Lines containing the word "this" are to be located and copied.

(Extracted data entries)
▬▬▬▬▬▬

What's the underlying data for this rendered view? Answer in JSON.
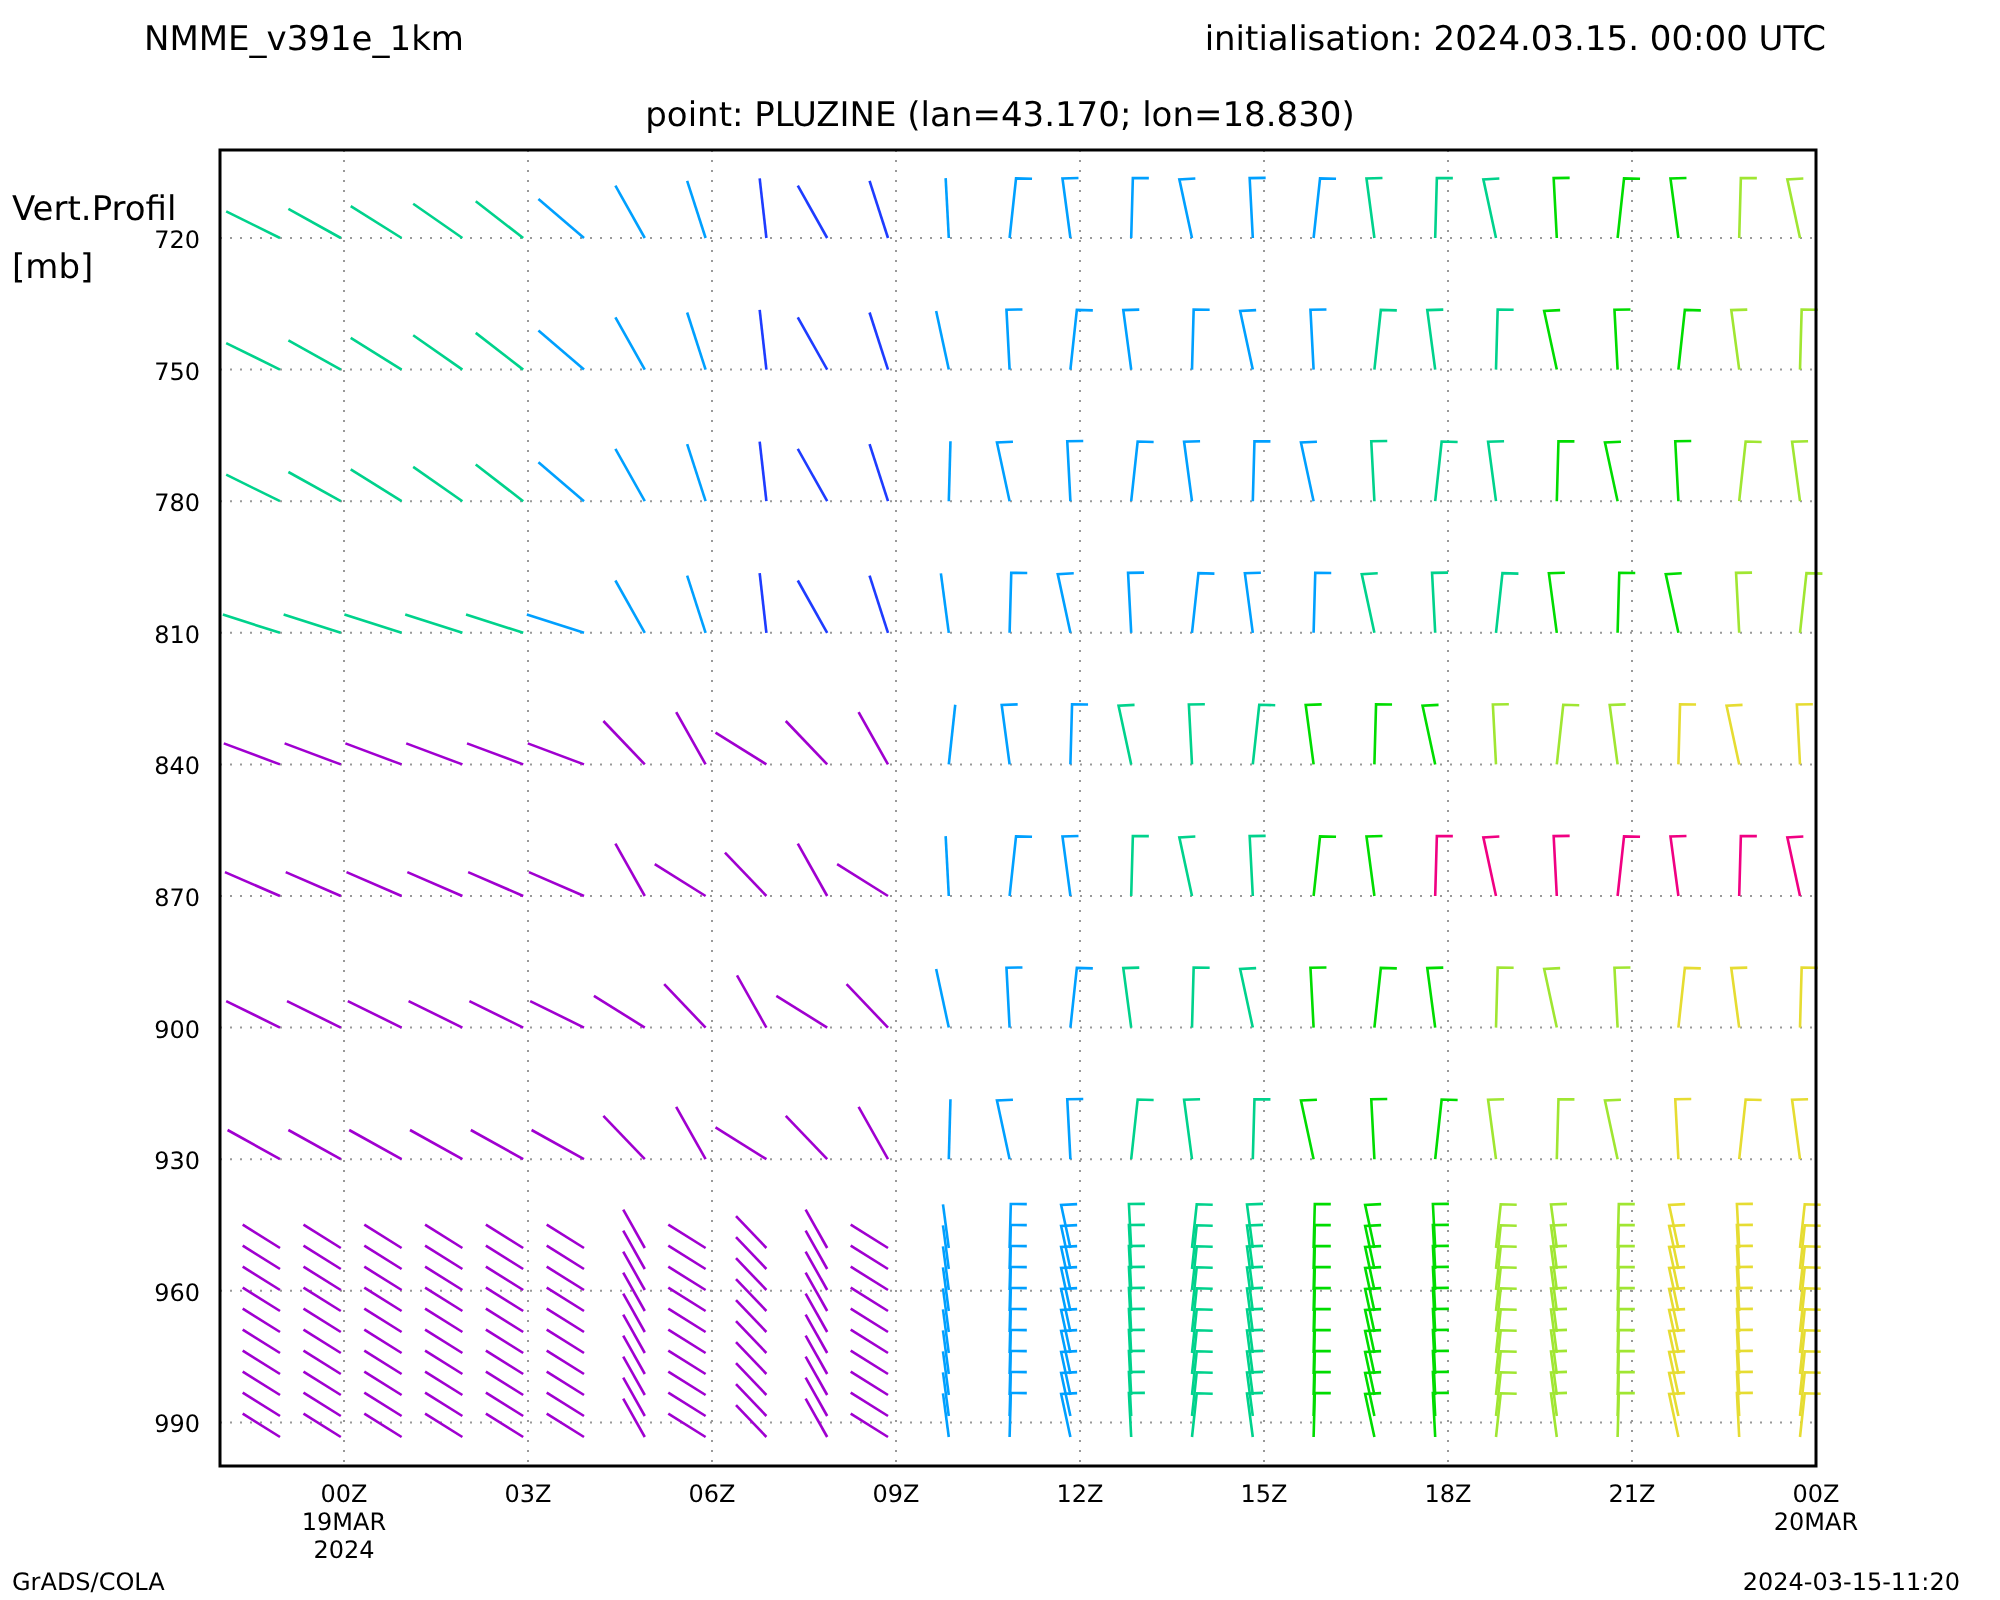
{
  "header": {
    "model": "NMME_v391e_1km",
    "initialisation": "initialisation: 2024.03.15. 00:00 UTC",
    "point": "point: PLUZINE (lan=43.170; lon=18.830)"
  },
  "y_axis": {
    "title": "Vert.Profil",
    "unit": "[mb]",
    "ticks": [
      "720",
      "750",
      "780",
      "810",
      "840",
      "870",
      "900",
      "930",
      "960",
      "990"
    ]
  },
  "x_axis": {
    "ticks": [
      {
        "label": "00Z",
        "date": "19MAR",
        "year": "2024"
      },
      {
        "label": "03Z"
      },
      {
        "label": "06Z"
      },
      {
        "label": "09Z"
      },
      {
        "label": "12Z"
      },
      {
        "label": "15Z"
      },
      {
        "label": "18Z"
      },
      {
        "label": "21Z"
      },
      {
        "label": "00Z",
        "date": "20MAR"
      }
    ]
  },
  "footer": {
    "left": "GrADS/COLA",
    "right": "2024-03-15-11:20"
  }
}
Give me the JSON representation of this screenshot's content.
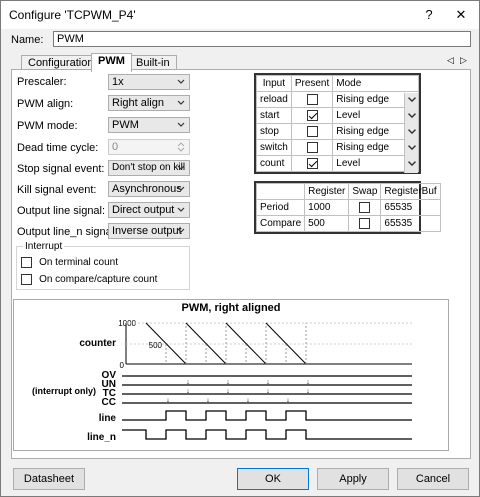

▬▬▬▬▬▬

- _The output_
What's the underlying data for this rendered view? Answer in JSON.
Give me the JSON representation of this screenshot's content.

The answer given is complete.